— START —
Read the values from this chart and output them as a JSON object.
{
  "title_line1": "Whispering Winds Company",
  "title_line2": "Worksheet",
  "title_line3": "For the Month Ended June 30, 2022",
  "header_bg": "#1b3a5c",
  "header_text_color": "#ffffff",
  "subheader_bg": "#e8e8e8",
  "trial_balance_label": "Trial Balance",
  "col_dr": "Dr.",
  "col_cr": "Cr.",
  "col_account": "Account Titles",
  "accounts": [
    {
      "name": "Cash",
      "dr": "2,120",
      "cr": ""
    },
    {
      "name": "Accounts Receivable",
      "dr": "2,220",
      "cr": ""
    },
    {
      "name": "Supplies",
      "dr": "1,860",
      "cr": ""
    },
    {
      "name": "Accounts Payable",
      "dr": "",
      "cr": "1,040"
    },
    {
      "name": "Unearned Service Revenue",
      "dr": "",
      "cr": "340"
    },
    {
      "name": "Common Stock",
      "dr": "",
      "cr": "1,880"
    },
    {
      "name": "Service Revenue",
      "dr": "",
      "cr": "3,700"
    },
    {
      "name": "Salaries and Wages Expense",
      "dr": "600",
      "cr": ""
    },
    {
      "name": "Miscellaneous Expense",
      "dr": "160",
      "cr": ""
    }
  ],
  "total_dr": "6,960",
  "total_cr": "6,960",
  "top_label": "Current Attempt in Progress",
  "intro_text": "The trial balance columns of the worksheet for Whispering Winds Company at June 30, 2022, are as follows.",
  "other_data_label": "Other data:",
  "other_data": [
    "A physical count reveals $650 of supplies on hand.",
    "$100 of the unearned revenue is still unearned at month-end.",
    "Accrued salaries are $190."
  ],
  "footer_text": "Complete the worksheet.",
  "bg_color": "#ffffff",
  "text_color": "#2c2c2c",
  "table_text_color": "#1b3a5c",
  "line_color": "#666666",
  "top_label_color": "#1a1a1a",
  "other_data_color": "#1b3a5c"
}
— END —
EXERCISE AIM ->
Looking at the records above, say how many lines hold the string "Expense". Write nothing but the number.

CORRECT RESPONSE ->
2